> [DIRECTIVE]
Please rewrite the rows below with "visual elements" changed to "visible parts" and nothing else altered, leaving out the pictures.

>>>>

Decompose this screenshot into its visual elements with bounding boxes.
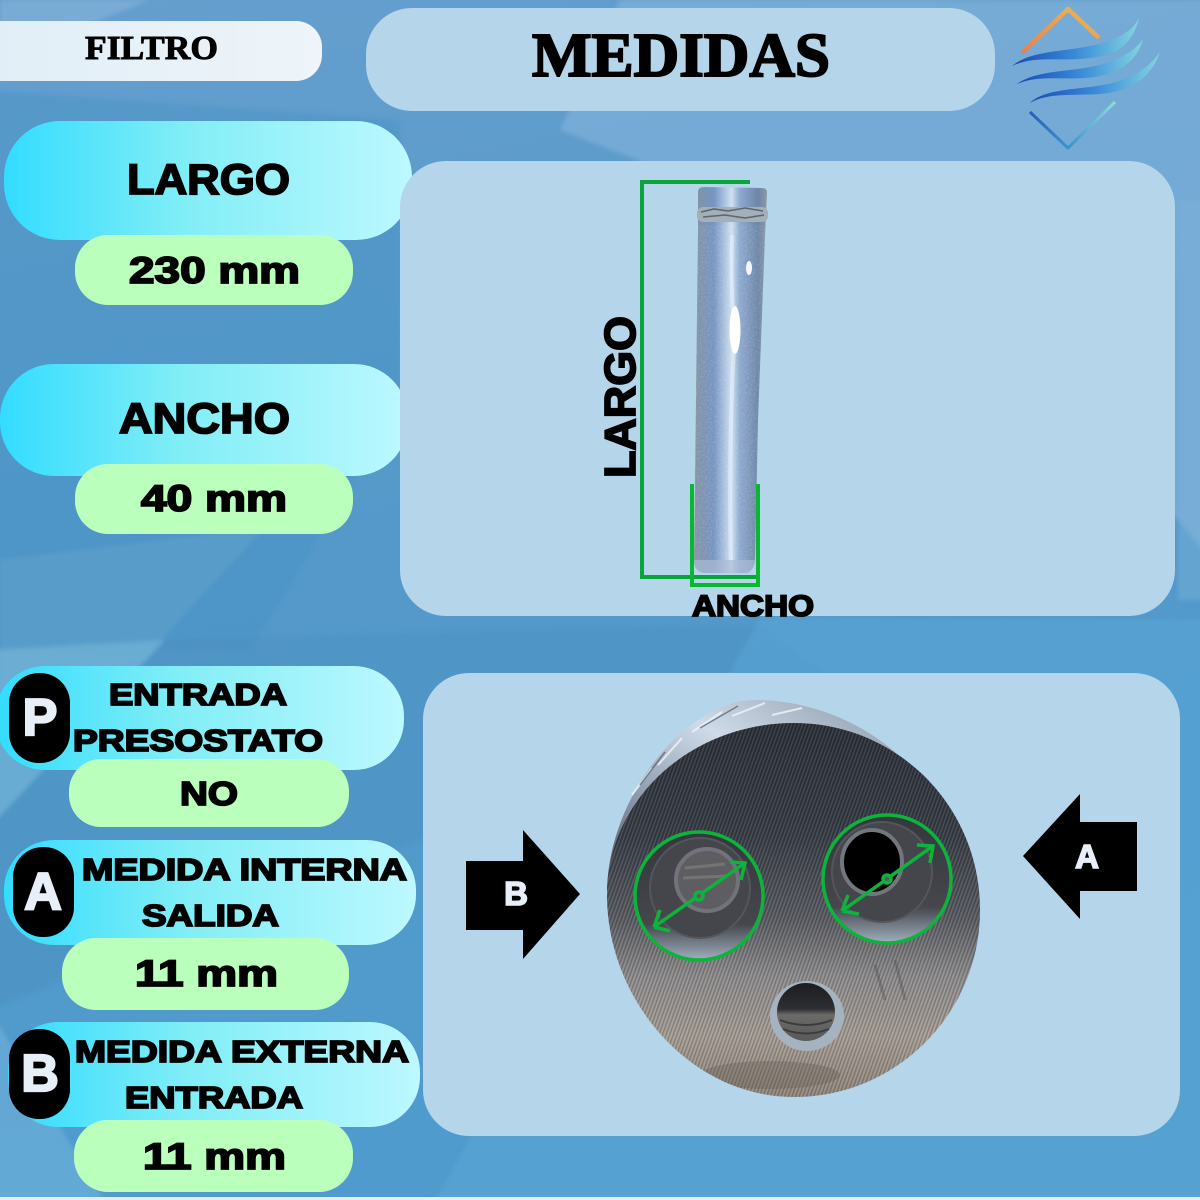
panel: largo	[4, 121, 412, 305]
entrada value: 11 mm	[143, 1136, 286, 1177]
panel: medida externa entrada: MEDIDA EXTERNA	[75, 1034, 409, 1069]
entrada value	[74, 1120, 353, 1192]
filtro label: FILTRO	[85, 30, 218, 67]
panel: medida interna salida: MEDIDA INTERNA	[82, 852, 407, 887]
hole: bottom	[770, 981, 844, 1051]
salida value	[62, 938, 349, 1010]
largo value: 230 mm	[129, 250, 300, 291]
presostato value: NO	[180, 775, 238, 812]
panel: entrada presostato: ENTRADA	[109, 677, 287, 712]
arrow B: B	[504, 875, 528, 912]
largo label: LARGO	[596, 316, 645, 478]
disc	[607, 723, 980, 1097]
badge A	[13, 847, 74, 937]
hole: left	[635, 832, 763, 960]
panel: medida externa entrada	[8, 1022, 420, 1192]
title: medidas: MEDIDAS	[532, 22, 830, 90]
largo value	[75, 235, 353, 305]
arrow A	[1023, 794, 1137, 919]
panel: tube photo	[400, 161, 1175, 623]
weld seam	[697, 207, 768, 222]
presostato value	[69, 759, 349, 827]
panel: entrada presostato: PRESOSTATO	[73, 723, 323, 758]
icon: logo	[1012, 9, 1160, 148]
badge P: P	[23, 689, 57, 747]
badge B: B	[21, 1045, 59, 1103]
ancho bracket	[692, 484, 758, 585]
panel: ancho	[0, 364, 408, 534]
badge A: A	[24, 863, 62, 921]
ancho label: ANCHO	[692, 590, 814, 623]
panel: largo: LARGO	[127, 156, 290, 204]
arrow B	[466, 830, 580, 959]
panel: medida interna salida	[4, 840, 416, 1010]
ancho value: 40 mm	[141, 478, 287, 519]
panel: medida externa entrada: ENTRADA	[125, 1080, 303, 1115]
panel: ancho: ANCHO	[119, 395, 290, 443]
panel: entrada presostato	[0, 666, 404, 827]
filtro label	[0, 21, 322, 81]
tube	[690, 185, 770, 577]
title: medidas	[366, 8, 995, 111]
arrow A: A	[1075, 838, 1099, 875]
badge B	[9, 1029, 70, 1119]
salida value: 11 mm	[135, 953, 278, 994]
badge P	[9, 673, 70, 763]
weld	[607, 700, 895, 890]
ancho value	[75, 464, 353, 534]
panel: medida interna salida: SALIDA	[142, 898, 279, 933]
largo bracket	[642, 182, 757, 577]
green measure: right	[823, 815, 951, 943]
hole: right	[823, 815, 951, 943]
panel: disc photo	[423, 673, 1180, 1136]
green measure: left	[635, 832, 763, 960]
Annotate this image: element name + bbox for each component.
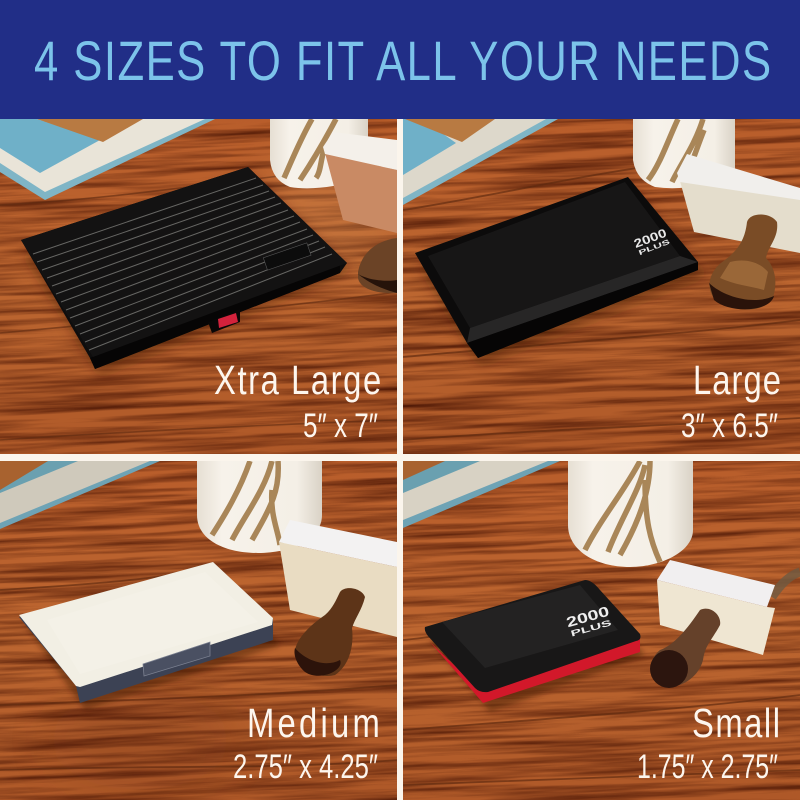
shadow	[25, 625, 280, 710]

<<<<

> [PROBLEM SOLUTION]
Decompose this screenshot into its visible parts with bounding boxes.
panel: largo	[4, 121, 412, 305]
entrada value: 11 mm	[143, 1136, 286, 1177]
panel: medida externa entrada: MEDIDA EXTERNA	[75, 1034, 409, 1069]
entrada value	[74, 1120, 353, 1192]
filtro label: FILTRO	[85, 30, 218, 67]
panel: medida interna salida: MEDIDA INTERNA	[82, 852, 407, 887]
hole: bottom	[770, 981, 844, 1051]
salida value	[62, 938, 349, 1010]
largo value: 230 mm	[129, 250, 300, 291]
presostato value: NO	[180, 775, 238, 812]
panel: entrada presostato: ENTRADA	[109, 677, 287, 712]
arrow B: B	[504, 875, 528, 912]
largo label: LARGO	[596, 316, 645, 478]
disc	[607, 723, 980, 1097]
badge A	[13, 847, 74, 937]
hole: left	[635, 832, 763, 960]
panel: medida externa entrada	[8, 1022, 420, 1192]
title: medidas: MEDIDAS	[532, 22, 830, 90]
largo value	[75, 235, 353, 305]
arrow A	[1023, 794, 1137, 919]
panel: tube photo	[400, 161, 1175, 623]
weld seam	[697, 207, 768, 222]
presostato value	[69, 759, 349, 827]
panel: entrada presostato: PRESOSTATO	[73, 723, 323, 758]
icon: logo	[1012, 9, 1160, 148]
badge P: P	[23, 689, 57, 747]
badge B: B	[21, 1045, 59, 1103]
ancho bracket	[692, 484, 758, 585]
panel: ancho	[0, 364, 408, 534]
badge A: A	[24, 863, 62, 921]
ancho label: ANCHO	[692, 590, 814, 623]
panel: largo: LARGO	[127, 156, 290, 204]
arrow B	[466, 830, 580, 959]
panel: medida interna salida	[4, 840, 416, 1010]
ancho value: 40 mm	[141, 478, 287, 519]
panel: medida externa entrada: ENTRADA	[125, 1080, 303, 1115]
panel: ancho: ANCHO	[119, 395, 290, 443]
panel: entrada presostato	[0, 666, 404, 827]
filtro label	[0, 21, 322, 81]
tube	[690, 185, 770, 577]
title: medidas	[366, 8, 995, 111]
arrow A: A	[1075, 838, 1099, 875]
badge B	[9, 1029, 70, 1119]
salida value: 11 mm	[135, 953, 278, 994]
badge P	[9, 673, 70, 763]
weld	[607, 700, 895, 890]
ancho value	[75, 464, 353, 534]
panel: medida interna salida: SALIDA	[142, 898, 279, 933]
largo bracket	[642, 182, 757, 577]
green measure: right	[823, 815, 951, 943]
hole: right	[823, 815, 951, 943]
panel: disc photo	[423, 673, 1180, 1136]
green measure: left	[635, 832, 763, 960]
Annotate this image: element name + bbox for each component.
shadow	[25, 625, 280, 710]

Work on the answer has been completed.